### OBJECTIVE
Find and copy lines holding "equipment".

Excerpt from a dataset:
◇ ◇ ◇ ◇

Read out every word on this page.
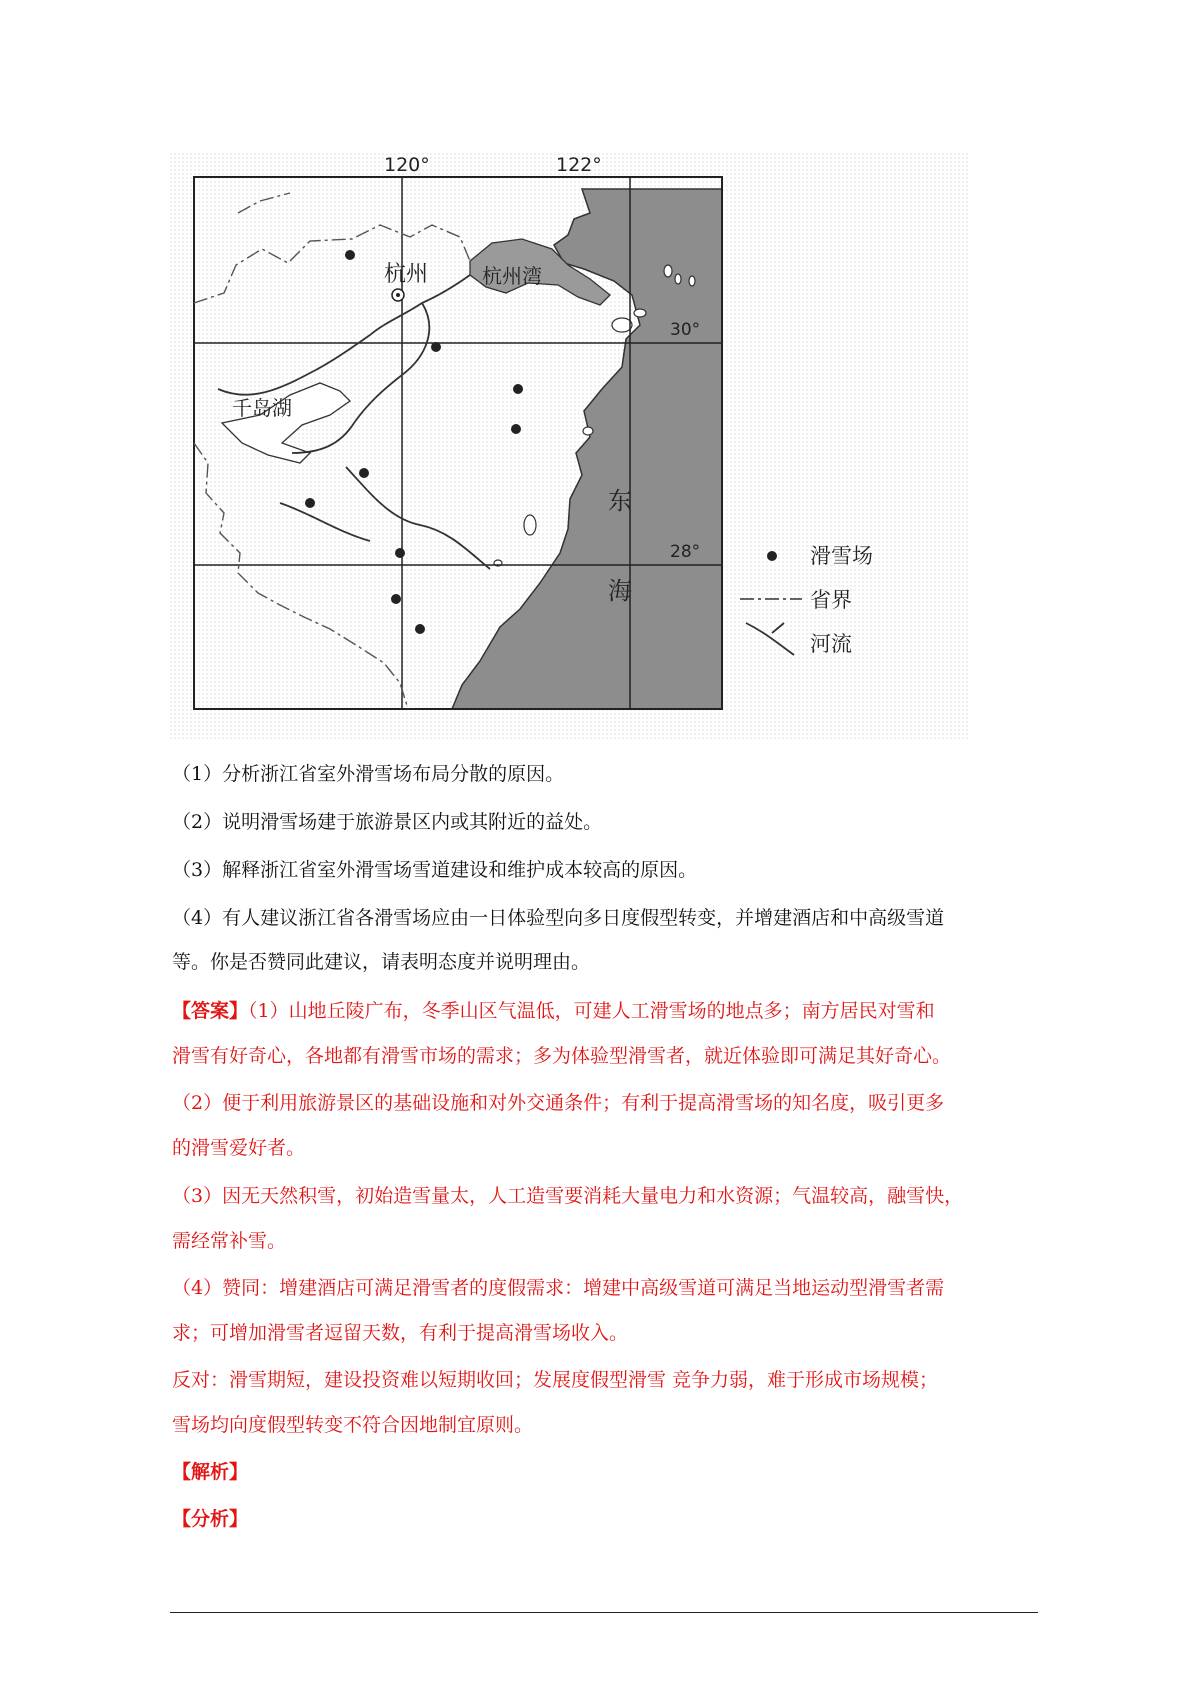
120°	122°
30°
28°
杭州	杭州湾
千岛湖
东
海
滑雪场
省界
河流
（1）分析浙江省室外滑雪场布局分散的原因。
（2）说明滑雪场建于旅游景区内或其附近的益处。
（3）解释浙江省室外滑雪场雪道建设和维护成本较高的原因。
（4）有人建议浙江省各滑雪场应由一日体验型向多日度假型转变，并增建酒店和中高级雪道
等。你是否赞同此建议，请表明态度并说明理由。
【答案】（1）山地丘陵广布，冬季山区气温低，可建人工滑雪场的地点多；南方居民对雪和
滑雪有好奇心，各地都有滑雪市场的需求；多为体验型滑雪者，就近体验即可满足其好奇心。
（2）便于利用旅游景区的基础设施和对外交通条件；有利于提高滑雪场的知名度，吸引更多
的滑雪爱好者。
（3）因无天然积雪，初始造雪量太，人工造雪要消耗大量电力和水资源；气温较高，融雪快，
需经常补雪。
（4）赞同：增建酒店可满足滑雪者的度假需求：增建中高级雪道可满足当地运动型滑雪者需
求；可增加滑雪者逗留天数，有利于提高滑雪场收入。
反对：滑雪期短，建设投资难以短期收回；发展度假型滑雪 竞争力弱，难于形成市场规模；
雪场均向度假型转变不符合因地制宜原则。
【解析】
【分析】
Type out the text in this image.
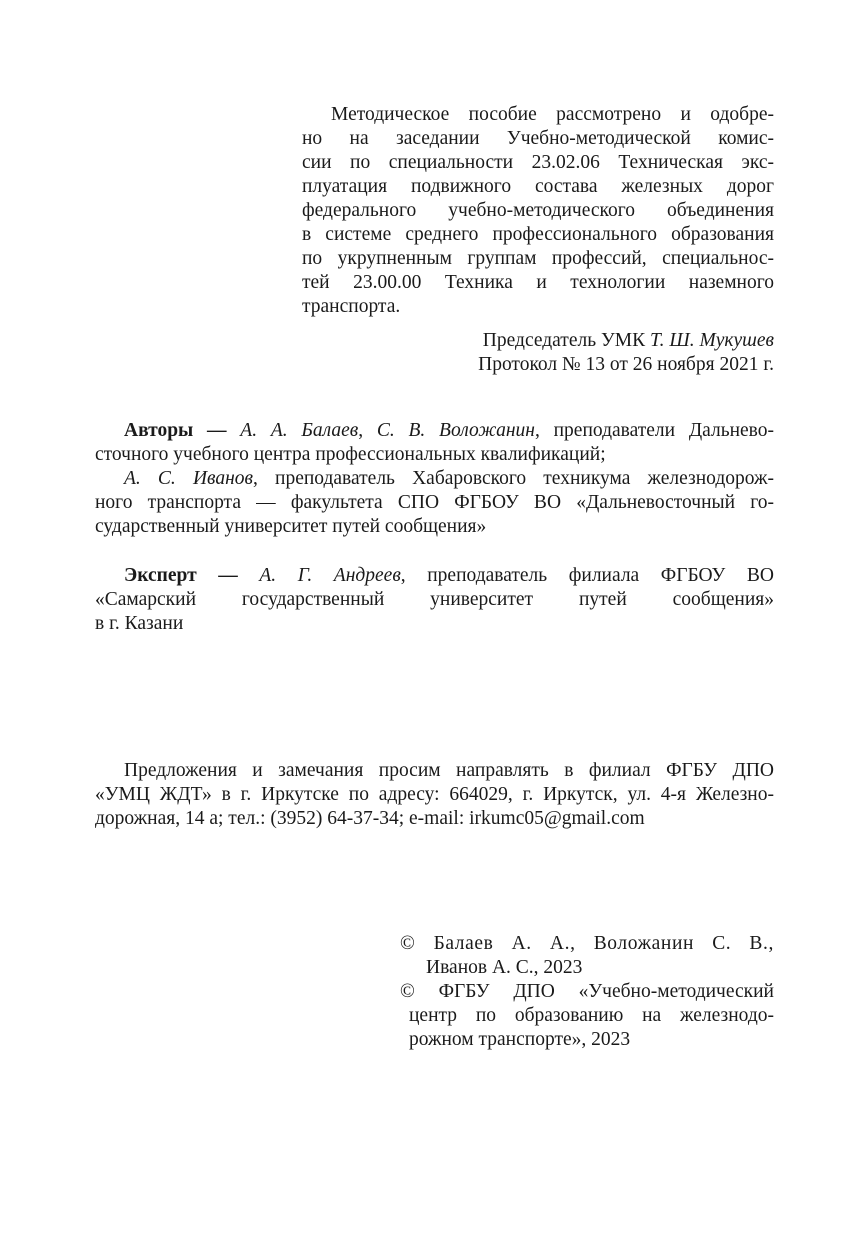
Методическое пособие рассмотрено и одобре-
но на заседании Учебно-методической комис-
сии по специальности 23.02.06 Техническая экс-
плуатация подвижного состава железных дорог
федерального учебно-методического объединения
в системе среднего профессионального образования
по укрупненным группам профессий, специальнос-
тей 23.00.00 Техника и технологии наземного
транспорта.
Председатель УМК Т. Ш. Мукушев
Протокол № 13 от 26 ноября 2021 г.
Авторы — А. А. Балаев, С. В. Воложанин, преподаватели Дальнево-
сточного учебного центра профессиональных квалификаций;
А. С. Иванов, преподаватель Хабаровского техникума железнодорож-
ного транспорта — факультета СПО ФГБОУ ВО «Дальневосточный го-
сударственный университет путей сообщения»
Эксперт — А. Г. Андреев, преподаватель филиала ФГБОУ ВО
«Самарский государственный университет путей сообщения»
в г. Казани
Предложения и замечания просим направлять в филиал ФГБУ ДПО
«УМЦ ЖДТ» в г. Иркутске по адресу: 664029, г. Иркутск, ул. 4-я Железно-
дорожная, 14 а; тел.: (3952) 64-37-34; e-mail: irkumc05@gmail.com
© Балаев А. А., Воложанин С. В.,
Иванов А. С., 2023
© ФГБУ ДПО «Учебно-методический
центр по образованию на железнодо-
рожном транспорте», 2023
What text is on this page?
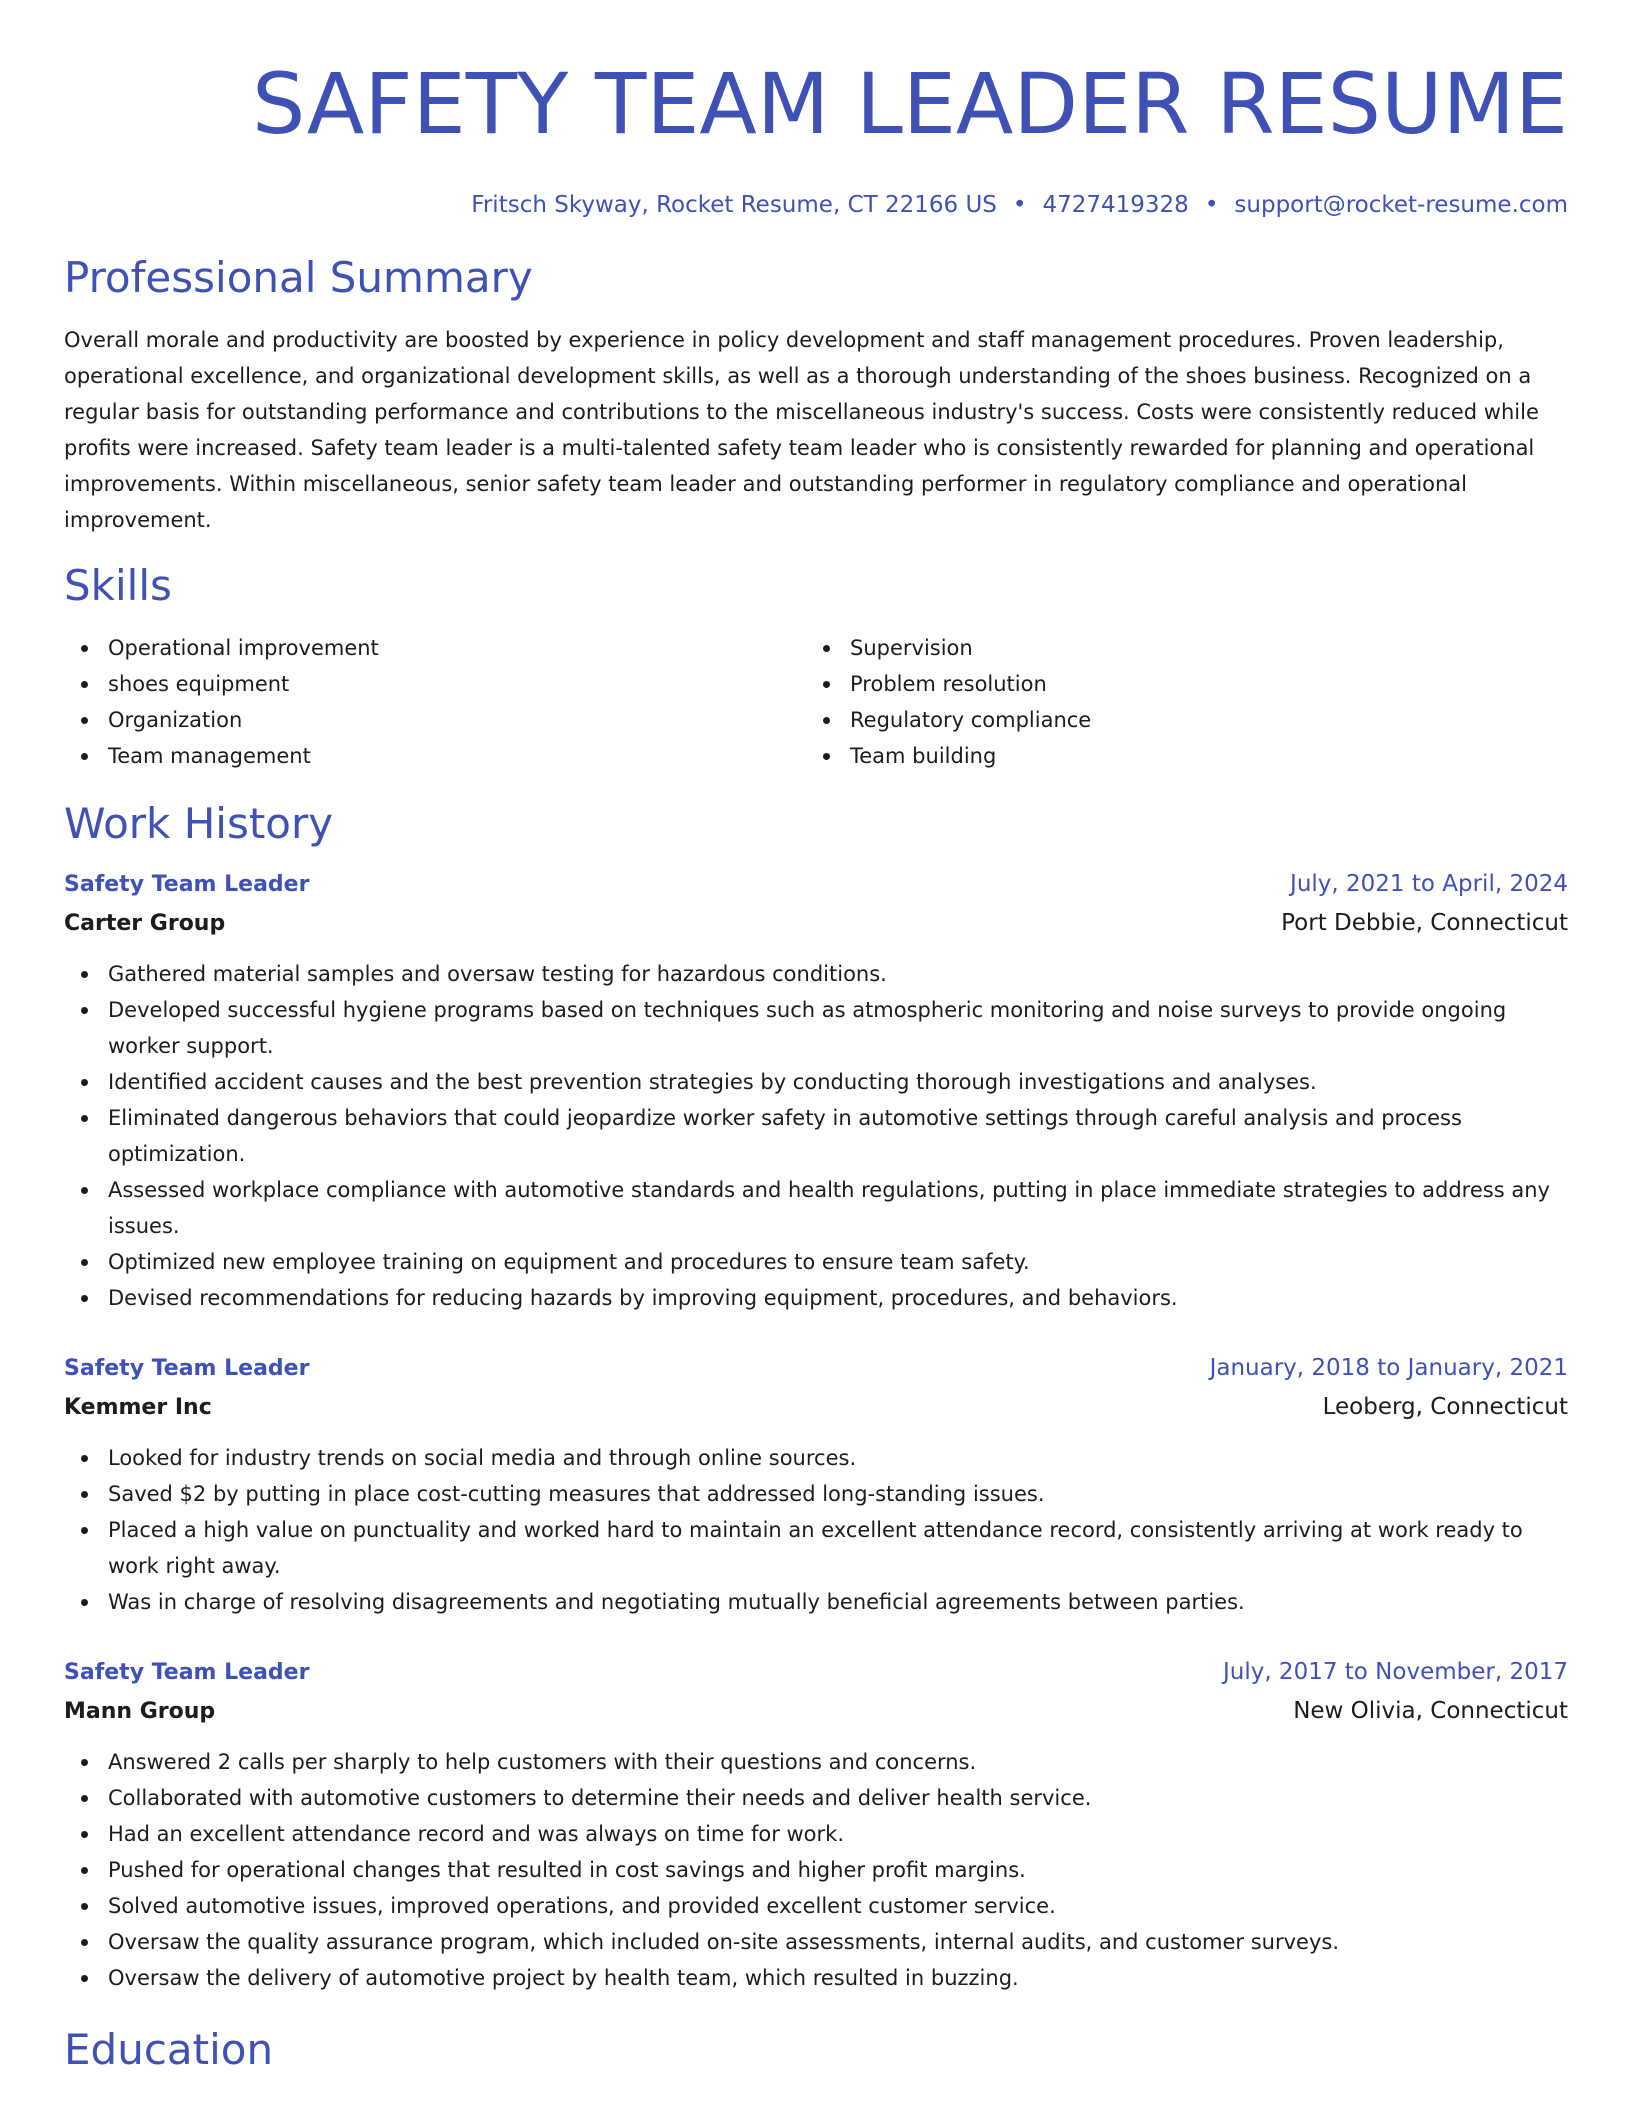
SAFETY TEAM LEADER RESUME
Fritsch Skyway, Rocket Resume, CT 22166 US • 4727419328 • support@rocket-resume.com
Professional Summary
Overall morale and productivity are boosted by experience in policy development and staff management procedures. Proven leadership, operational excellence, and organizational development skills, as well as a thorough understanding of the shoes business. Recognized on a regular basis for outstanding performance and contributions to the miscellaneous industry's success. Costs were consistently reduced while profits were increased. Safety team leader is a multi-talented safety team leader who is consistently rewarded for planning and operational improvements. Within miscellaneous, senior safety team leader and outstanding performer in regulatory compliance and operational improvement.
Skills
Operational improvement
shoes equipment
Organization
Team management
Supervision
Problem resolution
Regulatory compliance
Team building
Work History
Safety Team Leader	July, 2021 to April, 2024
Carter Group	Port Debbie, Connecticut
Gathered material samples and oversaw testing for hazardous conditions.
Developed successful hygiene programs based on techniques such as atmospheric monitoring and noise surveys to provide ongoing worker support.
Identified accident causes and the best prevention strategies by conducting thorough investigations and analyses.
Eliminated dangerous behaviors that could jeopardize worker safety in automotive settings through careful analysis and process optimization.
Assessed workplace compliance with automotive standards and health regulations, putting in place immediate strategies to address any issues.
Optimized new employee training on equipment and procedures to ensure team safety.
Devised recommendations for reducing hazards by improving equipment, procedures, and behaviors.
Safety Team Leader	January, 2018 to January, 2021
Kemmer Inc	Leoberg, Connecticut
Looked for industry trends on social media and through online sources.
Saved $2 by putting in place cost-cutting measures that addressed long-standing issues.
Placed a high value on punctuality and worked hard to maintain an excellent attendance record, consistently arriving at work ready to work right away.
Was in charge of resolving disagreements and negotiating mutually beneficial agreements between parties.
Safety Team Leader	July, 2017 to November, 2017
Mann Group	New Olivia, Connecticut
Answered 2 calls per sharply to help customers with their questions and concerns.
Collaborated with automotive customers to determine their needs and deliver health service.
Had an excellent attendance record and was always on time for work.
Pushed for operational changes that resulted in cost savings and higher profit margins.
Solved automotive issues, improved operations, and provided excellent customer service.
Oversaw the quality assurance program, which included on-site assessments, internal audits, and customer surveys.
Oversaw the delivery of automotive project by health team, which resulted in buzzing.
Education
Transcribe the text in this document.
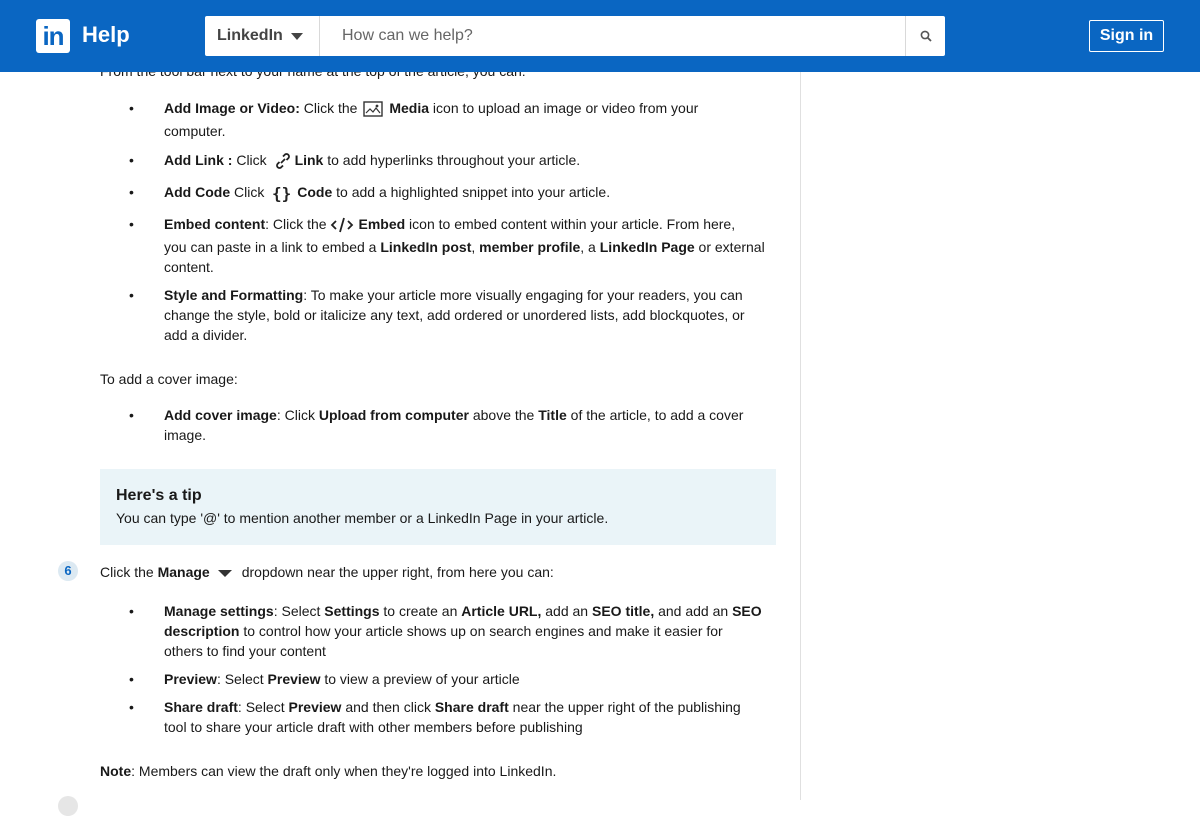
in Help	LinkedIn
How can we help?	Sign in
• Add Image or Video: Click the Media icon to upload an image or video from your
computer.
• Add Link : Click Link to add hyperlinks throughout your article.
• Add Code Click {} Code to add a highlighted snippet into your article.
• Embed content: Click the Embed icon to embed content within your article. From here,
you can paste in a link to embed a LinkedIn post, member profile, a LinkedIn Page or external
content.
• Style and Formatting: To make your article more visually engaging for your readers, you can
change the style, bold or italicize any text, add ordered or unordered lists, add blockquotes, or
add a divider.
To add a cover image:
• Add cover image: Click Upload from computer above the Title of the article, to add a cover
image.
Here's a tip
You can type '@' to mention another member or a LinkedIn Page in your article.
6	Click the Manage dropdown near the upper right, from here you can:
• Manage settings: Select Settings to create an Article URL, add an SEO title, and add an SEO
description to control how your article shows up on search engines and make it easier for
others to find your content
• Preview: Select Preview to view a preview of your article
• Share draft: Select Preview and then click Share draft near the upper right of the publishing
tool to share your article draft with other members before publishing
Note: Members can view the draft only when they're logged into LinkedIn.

◇ ◇ ◇ ◇

### RESPONSE FOR THIS EXERCISE
shoes equipment
Optimized new employee training on equipment and procedures to ensure team safety.
Devised recommendations for reducing hazards by improving equipment, procedures, and behaviors.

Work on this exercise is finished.